>>
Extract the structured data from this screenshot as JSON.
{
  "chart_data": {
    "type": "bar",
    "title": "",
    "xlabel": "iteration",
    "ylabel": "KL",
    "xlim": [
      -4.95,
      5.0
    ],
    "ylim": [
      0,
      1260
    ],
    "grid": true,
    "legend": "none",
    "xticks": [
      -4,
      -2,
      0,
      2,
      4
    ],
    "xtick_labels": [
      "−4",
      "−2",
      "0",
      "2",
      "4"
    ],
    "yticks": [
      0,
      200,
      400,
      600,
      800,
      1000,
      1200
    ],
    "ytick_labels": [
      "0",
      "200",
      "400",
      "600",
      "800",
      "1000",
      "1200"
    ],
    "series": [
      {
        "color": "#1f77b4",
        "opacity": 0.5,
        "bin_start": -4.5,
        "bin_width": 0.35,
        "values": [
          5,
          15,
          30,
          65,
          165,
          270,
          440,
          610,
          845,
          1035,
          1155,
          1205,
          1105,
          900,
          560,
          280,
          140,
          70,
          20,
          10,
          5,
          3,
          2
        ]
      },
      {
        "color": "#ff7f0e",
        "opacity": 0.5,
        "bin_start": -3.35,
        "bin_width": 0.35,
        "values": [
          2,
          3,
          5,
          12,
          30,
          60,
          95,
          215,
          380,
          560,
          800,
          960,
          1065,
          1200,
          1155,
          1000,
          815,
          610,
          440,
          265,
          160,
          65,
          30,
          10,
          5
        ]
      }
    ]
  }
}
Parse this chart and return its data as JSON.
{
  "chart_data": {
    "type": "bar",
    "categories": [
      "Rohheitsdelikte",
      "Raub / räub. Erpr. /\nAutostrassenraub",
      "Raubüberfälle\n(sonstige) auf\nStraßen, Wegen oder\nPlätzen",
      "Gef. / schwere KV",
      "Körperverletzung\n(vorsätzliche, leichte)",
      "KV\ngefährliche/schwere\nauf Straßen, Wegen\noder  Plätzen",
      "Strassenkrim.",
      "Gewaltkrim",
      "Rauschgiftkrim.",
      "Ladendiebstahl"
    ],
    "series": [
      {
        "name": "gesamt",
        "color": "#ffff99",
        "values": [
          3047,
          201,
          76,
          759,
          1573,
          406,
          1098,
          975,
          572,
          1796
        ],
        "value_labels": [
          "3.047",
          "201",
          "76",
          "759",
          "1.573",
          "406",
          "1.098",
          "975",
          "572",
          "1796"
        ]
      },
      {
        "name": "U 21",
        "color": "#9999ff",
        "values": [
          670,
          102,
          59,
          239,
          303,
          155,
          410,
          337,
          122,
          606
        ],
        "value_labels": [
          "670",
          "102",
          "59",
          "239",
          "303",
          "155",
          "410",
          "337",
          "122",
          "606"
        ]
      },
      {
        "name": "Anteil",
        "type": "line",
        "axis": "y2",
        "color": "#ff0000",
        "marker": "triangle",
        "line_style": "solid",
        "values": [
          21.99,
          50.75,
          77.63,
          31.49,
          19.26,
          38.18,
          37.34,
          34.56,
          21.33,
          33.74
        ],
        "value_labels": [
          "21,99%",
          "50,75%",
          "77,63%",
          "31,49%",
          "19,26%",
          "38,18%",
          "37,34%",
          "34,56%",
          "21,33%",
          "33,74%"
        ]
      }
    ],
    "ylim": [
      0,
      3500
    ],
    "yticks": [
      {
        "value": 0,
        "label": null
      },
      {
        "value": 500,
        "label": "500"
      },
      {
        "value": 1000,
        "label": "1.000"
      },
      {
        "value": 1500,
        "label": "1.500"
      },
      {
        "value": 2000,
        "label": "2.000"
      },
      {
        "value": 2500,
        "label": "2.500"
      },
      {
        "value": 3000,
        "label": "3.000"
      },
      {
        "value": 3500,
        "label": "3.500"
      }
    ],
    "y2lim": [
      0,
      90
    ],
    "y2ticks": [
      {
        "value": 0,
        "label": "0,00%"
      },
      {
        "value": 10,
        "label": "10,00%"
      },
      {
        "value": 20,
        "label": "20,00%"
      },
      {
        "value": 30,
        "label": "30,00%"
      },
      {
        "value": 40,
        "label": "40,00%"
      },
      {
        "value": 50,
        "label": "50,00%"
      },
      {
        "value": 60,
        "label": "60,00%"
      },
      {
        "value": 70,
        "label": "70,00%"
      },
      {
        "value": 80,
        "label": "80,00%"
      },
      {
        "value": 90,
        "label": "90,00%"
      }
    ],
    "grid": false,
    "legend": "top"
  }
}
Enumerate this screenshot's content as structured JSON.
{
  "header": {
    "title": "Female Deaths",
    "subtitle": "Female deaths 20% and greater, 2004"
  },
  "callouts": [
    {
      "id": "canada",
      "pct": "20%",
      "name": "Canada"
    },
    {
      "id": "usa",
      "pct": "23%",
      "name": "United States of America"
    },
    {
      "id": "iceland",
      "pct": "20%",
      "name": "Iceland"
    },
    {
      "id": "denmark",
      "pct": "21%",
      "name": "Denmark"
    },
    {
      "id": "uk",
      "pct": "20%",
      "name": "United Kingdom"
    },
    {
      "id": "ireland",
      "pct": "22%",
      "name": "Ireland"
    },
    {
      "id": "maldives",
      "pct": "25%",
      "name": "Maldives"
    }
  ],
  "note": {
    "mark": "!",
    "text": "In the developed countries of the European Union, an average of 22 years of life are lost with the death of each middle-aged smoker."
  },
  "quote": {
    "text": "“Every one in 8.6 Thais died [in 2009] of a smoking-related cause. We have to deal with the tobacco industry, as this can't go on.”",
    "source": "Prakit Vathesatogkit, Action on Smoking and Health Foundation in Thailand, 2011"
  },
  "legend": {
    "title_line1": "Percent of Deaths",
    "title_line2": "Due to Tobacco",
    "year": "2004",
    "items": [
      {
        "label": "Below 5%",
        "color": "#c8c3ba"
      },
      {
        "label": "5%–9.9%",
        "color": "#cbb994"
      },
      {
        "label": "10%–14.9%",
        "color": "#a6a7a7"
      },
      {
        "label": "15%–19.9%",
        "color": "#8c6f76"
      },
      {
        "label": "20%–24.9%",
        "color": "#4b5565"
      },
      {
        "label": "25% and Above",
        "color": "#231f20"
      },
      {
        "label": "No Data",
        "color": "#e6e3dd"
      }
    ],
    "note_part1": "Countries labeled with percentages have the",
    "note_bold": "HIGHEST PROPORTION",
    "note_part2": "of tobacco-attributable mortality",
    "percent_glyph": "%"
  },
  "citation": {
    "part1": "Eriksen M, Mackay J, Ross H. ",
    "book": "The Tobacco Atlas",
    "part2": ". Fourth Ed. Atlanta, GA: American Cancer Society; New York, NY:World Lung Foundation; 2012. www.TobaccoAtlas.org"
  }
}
<<
§ **WHAT THE TASK ASKS**: Whichever lines contain the string "screenshot", select and copy them.

§ **SOLVED EXERCISE**:
Extract the structured data from this screenshot as JSON.
Enumerate this screenshot's content as structured JSON.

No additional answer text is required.